═════ Dataset excerpts

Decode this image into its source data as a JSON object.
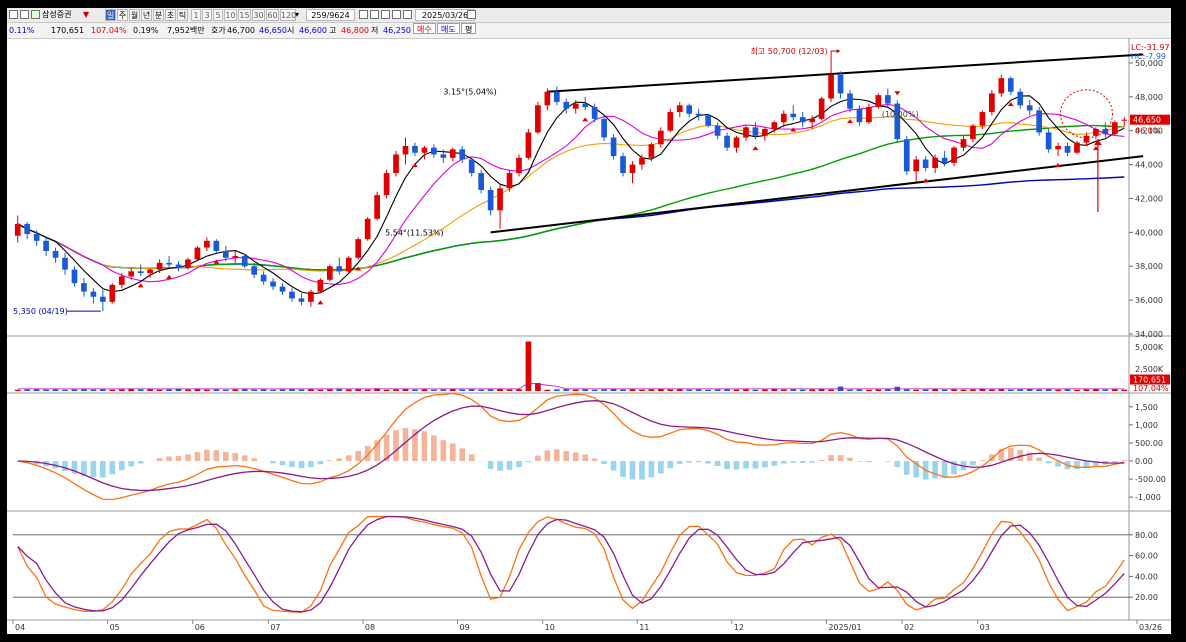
{
  "toolbar": {
    "broker": "삼성증권",
    "periods": [
      "일",
      "주",
      "월",
      "년",
      "분",
      "초",
      "틱"
    ],
    "intervals": [
      "1",
      "3",
      "5",
      "10",
      "15",
      "30",
      "60",
      "120"
    ],
    "count": "259/9624",
    "date": "2025/03/26"
  },
  "quote": {
    "change_pct_partial": "0.11%",
    "volume": "170,651",
    "volume_ratio": "107.04%",
    "turnover_pct": "0.19%",
    "amount": "7,952백만",
    "ask_label": "호가",
    "ask": "46,700",
    "bid": "46,650",
    "open_label": "시",
    "open": "46,600",
    "high_label": "고",
    "high": "46,800",
    "low_label": "저",
    "low": "46,250",
    "buy_btn": "매수",
    "sell_btn": "매도",
    "eval_btn": "평"
  },
  "colors": {
    "up": "#e00000",
    "down": "#1a5ad8",
    "ma5": "#000000",
    "ma10": "#e000e0",
    "ma20": "#f0a000",
    "ma60": "#00a000",
    "ma120": "#0000c0",
    "macd": "#ff7010",
    "signal": "#8a1c8a",
    "hist_pos": "#f4b49a",
    "hist_neg": "#9ad4ee",
    "stoch_k": "#ff7010",
    "stoch_d": "#8a1c8a"
  },
  "chart_data": [
    {
      "type": "candlestick",
      "panel": "price",
      "x_labels": [
        "04",
        "05",
        "06",
        "07",
        "08",
        "09",
        "10",
        "11",
        "12",
        "2025/01",
        "02",
        "03",
        "03/26"
      ],
      "ylim": [
        34000,
        51000
      ],
      "y_ticks": [
        "34,000",
        "36,000",
        "38,000",
        "40,000",
        "42,000",
        "44,000",
        "46,000",
        "48,000",
        "50,000"
      ],
      "candles": [
        [
          39800,
          41000,
          39400,
          40500
        ],
        [
          40500,
          40600,
          39600,
          39900
        ],
        [
          39900,
          40100,
          39200,
          39500
        ],
        [
          39500,
          39700,
          38600,
          38900
        ],
        [
          38900,
          39100,
          38200,
          38500
        ],
        [
          38500,
          38800,
          37500,
          37800
        ],
        [
          37800,
          38000,
          36800,
          37000
        ],
        [
          37000,
          37300,
          36200,
          36500
        ],
        [
          36500,
          36700,
          35800,
          36200
        ],
        [
          36200,
          36600,
          35350,
          35900
        ],
        [
          35900,
          37000,
          35800,
          36900
        ],
        [
          36900,
          37600,
          36700,
          37400
        ],
        [
          37400,
          37900,
          37200,
          37700
        ],
        [
          37700,
          38100,
          37400,
          37600
        ],
        [
          37600,
          37900,
          37300,
          37800
        ],
        [
          37800,
          38400,
          37600,
          38200
        ],
        [
          38200,
          38600,
          37900,
          38100
        ],
        [
          38100,
          38300,
          37700,
          37900
        ],
        [
          37900,
          38500,
          37800,
          38400
        ],
        [
          38400,
          39200,
          38300,
          39100
        ],
        [
          39100,
          39700,
          38900,
          39500
        ],
        [
          39500,
          39600,
          38800,
          38900
        ],
        [
          38900,
          39200,
          38300,
          38500
        ],
        [
          38500,
          38900,
          38200,
          38600
        ],
        [
          38600,
          38700,
          37900,
          38000
        ],
        [
          38000,
          38200,
          37300,
          37500
        ],
        [
          37500,
          37700,
          36900,
          37100
        ],
        [
          37100,
          37300,
          36600,
          36800
        ],
        [
          36800,
          37000,
          36300,
          36500
        ],
        [
          36500,
          36700,
          35900,
          36100
        ],
        [
          36100,
          36400,
          35700,
          35900
        ],
        [
          35900,
          36600,
          35600,
          36500
        ],
        [
          36500,
          37300,
          36400,
          37200
        ],
        [
          37200,
          38100,
          37100,
          38000
        ],
        [
          38000,
          38500,
          37500,
          37700
        ],
        [
          37700,
          38600,
          37600,
          38500
        ],
        [
          38500,
          39700,
          38400,
          39600
        ],
        [
          39600,
          40900,
          39500,
          40800
        ],
        [
          40800,
          42400,
          40700,
          42200
        ],
        [
          42200,
          43700,
          42000,
          43500
        ],
        [
          43500,
          44800,
          43300,
          44600
        ],
        [
          44600,
          45600,
          44000,
          45100
        ],
        [
          45100,
          45300,
          44500,
          44700
        ],
        [
          44700,
          45100,
          44300,
          45000
        ],
        [
          45000,
          45200,
          44400,
          44600
        ],
        [
          44600,
          44900,
          44100,
          44400
        ],
        [
          44400,
          45000,
          44200,
          44900
        ],
        [
          44900,
          45100,
          44100,
          44300
        ],
        [
          44300,
          44400,
          43300,
          43500
        ],
        [
          43500,
          43700,
          42300,
          42500
        ],
        [
          42500,
          42700,
          41000,
          41300
        ],
        [
          41300,
          42800,
          40200,
          42600
        ],
        [
          42600,
          43700,
          42400,
          43500
        ],
        [
          43500,
          44600,
          43300,
          44400
        ],
        [
          44400,
          46100,
          44300,
          45900
        ],
        [
          45900,
          47700,
          45800,
          47500
        ],
        [
          47500,
          48500,
          47200,
          48300
        ],
        [
          48300,
          48600,
          47500,
          47700
        ],
        [
          47700,
          47900,
          47000,
          47300
        ],
        [
          47300,
          47800,
          47000,
          47600
        ],
        [
          47600,
          48000,
          47200,
          47400
        ],
        [
          47400,
          47600,
          46500,
          46700
        ],
        [
          46700,
          46900,
          45400,
          45600
        ],
        [
          45600,
          45800,
          44300,
          44500
        ],
        [
          44500,
          44700,
          43300,
          43500
        ],
        [
          43500,
          44200,
          42900,
          44000
        ],
        [
          44000,
          44600,
          43700,
          44400
        ],
        [
          44400,
          45300,
          44200,
          45200
        ],
        [
          45200,
          46200,
          45000,
          46000
        ],
        [
          46000,
          47300,
          45900,
          47100
        ],
        [
          47100,
          47700,
          46800,
          47500
        ],
        [
          47500,
          47600,
          46800,
          47000
        ],
        [
          47000,
          47300,
          46600,
          46900
        ],
        [
          46900,
          47000,
          46200,
          46300
        ],
        [
          46300,
          46500,
          45500,
          45700
        ],
        [
          45700,
          45900,
          44800,
          45000
        ],
        [
          45000,
          45700,
          44700,
          45600
        ],
        [
          45600,
          46300,
          45400,
          46200
        ],
        [
          46200,
          46500,
          45500,
          45700
        ],
        [
          45700,
          46200,
          45400,
          46100
        ],
        [
          46100,
          46600,
          45900,
          46500
        ],
        [
          46500,
          47200,
          46200,
          47000
        ],
        [
          47000,
          47500,
          46600,
          46800
        ],
        [
          46800,
          47100,
          46200,
          46500
        ],
        [
          46500,
          46900,
          46100,
          46700
        ],
        [
          46700,
          48000,
          46600,
          47900
        ],
        [
          47900,
          50700,
          47700,
          49300
        ],
        [
          49300,
          49500,
          47900,
          48200
        ],
        [
          48200,
          48400,
          47100,
          47300
        ],
        [
          47300,
          47500,
          46300,
          46500
        ],
        [
          46500,
          47600,
          46400,
          47400
        ],
        [
          47400,
          48200,
          47300,
          48100
        ],
        [
          48100,
          48500,
          47400,
          47600
        ],
        [
          47600,
          47800,
          45300,
          45500
        ],
        [
          45500,
          45700,
          43400,
          43600
        ],
        [
          43600,
          44500,
          43000,
          44300
        ],
        [
          44300,
          44500,
          43600,
          43800
        ],
        [
          43800,
          44600,
          43500,
          44400
        ],
        [
          44400,
          44800,
          43900,
          44100
        ],
        [
          44100,
          45100,
          43900,
          45000
        ],
        [
          45000,
          45700,
          44800,
          45500
        ],
        [
          45500,
          46400,
          45300,
          46300
        ],
        [
          46300,
          47200,
          46100,
          47100
        ],
        [
          47100,
          48400,
          46900,
          48200
        ],
        [
          48200,
          49300,
          48000,
          49100
        ],
        [
          49100,
          49200,
          48100,
          48300
        ],
        [
          48300,
          48500,
          47300,
          47500
        ],
        [
          47500,
          47800,
          46900,
          47200
        ],
        [
          47200,
          47400,
          45700,
          45900
        ],
        [
          45900,
          46100,
          44700,
          44900
        ],
        [
          44900,
          45300,
          44500,
          45100
        ],
        [
          45100,
          45300,
          44500,
          44700
        ],
        [
          44700,
          45400,
          44600,
          45300
        ],
        [
          45300,
          45900,
          45100,
          45700
        ],
        [
          45700,
          46200,
          45500,
          46100
        ],
        [
          46100,
          46500,
          45600,
          45800
        ],
        [
          45800,
          46600,
          45700,
          46500
        ],
        [
          46600,
          46800,
          46250,
          46650
        ]
      ],
      "annotations": {
        "high_label": "최고 50,700 (12/03)",
        "low_label": "5,350 (04/19)",
        "label_315": "3.15°(5.04%)",
        "label_554": "5.54°(11.53%)",
        "label_mid": "(10.00%)",
        "pct_label": "0.21%",
        "lc": "LC:-31.97",
        "hc": "HC:-7.99",
        "last_price": "46,650"
      }
    },
    {
      "type": "bar",
      "panel": "volume",
      "ylim": [
        0,
        6000
      ],
      "y_ticks": [
        "2,500K",
        "5,000K"
      ],
      "last_value": "170,651",
      "last_ratio": "107.04%"
    },
    {
      "type": "line",
      "panel": "macd",
      "ylim": [
        -1300,
        1800
      ],
      "y_ticks": [
        "-1,000",
        "-500.00",
        "0.00",
        "500.00",
        "1,000",
        "1,500"
      ],
      "series": [
        {
          "key": "macd"
        },
        {
          "key": "signal"
        },
        {
          "key": "histogram"
        }
      ]
    },
    {
      "type": "line",
      "panel": "stochastic",
      "ylim": [
        0,
        100
      ],
      "y_ticks": [
        "20.00",
        "40.00",
        "60.00",
        "80.00"
      ],
      "levels": [
        20,
        80
      ],
      "series": [
        {
          "key": "slow_k"
        },
        {
          "key": "slow_d"
        }
      ]
    }
  ]
}
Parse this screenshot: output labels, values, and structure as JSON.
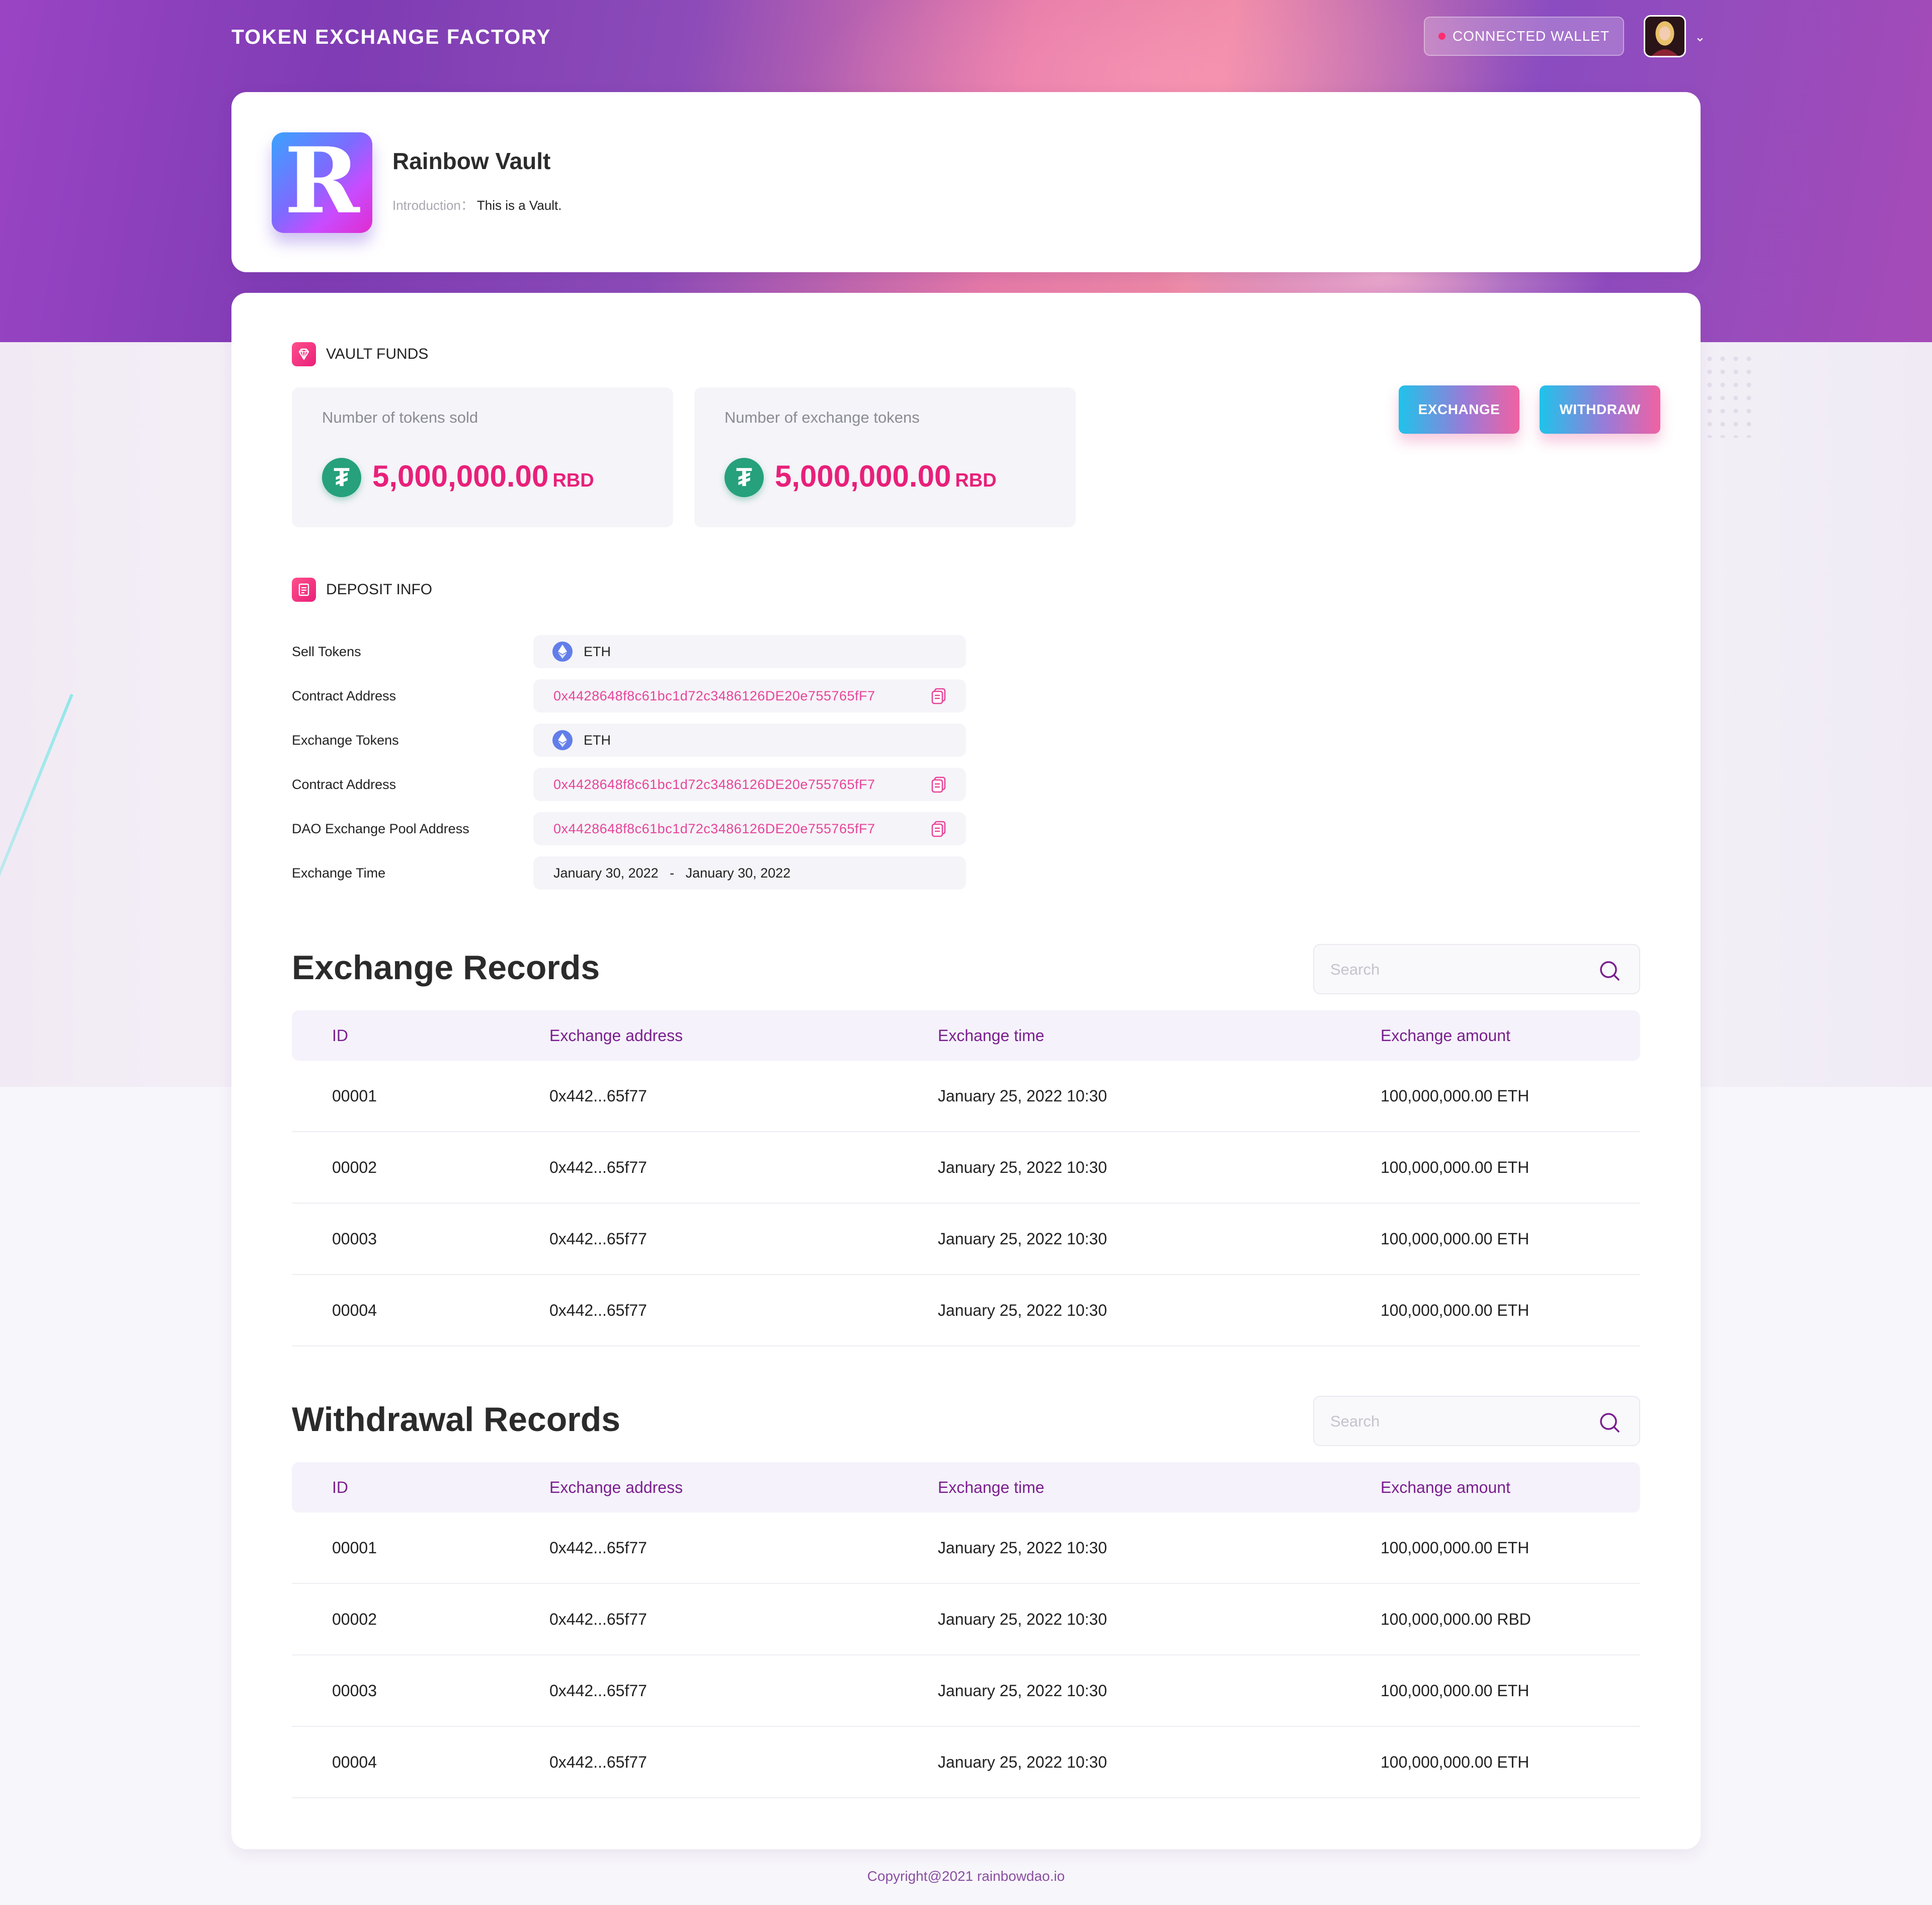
{
  "header": {
    "brand": "TOKEN EXCHANGE FACTORY",
    "wallet_label": "CONNECTED  WALLET"
  },
  "vault": {
    "logo_letter": "R",
    "name": "Rainbow Vault",
    "intro_label": "Introduction：",
    "intro_value": "This is a Vault."
  },
  "funds": {
    "title": "VAULT FUNDS",
    "sold_label": "Number of tokens sold",
    "sold_amount": "5,000,000.00",
    "sold_unit": "RBD",
    "exchange_label": "Number of exchange tokens",
    "exchange_amount": "5,000,000.00",
    "exchange_unit": "RBD",
    "exchange_button": "EXCHANGE",
    "withdraw_button": "WITHDRAW"
  },
  "deposit": {
    "title": "DEPOSIT INFO",
    "rows": [
      {
        "label": "Sell Tokens",
        "value": "ETH"
      },
      {
        "label": "Contract Address",
        "value": "0x4428648f8c61bc1d72c3486126DE20e755765fF7"
      },
      {
        "label": "Exchange Tokens",
        "value": "ETH"
      },
      {
        "label": "Contract Address",
        "value": "0x4428648f8c61bc1d72c3486126DE20e755765fF7"
      },
      {
        "label": "DAO Exchange Pool Address",
        "value": "0x4428648f8c61bc1d72c3486126DE20e755765fF7"
      },
      {
        "label": "Exchange Time",
        "value": "January 30, 2022   -   January 30, 2022"
      }
    ]
  },
  "exchange_records": {
    "title": "Exchange Records",
    "search_placeholder": "Search",
    "columns": [
      "ID",
      "Exchange address",
      "Exchange time",
      "Exchange amount"
    ],
    "rows": [
      [
        "00001",
        "0x442...65f77",
        "January 25, 2022 10:30",
        "100,000,000.00 ETH"
      ],
      [
        "00002",
        "0x442...65f77",
        "January 25, 2022 10:30",
        "100,000,000.00 ETH"
      ],
      [
        "00003",
        "0x442...65f77",
        "January 25, 2022 10:30",
        "100,000,000.00 ETH"
      ],
      [
        "00004",
        "0x442...65f77",
        "January 25, 2022 10:30",
        "100,000,000.00 ETH"
      ]
    ]
  },
  "withdrawal_records": {
    "title": "Withdrawal Records",
    "search_placeholder": "Search",
    "columns": [
      "ID",
      "Exchange address",
      "Exchange time",
      "Exchange amount"
    ],
    "rows": [
      [
        "00001",
        "0x442...65f77",
        "January 25, 2022 10:30",
        "100,000,000.00 ETH"
      ],
      [
        "00002",
        "0x442...65f77",
        "January 25, 2022 10:30",
        "100,000,000.00 RBD"
      ],
      [
        "00003",
        "0x442...65f77",
        "January 25, 2022 10:30",
        "100,000,000.00 ETH"
      ],
      [
        "00004",
        "0x442...65f77",
        "January 25, 2022 10:30",
        "100,000,000.00 ETH"
      ]
    ]
  },
  "footer": {
    "copyright": "Copyright@2021 rainbowdao.io"
  },
  "colors": {
    "accent": "#e8207a",
    "table_header": "#7a1f8e",
    "tether": "#26a17b",
    "eth": "#627eea"
  },
  "icons": [
    "diamond-icon",
    "document-icon",
    "tether-icon",
    "eth-icon",
    "copy-icon",
    "search-icon",
    "chevron-down-icon"
  ]
}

══════════

Exercise brief.
Wherever a line in the data above holds "title", copy that line.

Reply.
    "title": "VAULT FUNDS",
    "title": "DEPOSIT INFO",
    "title": "Exchange Records",
    "title": "Withdrawal Records",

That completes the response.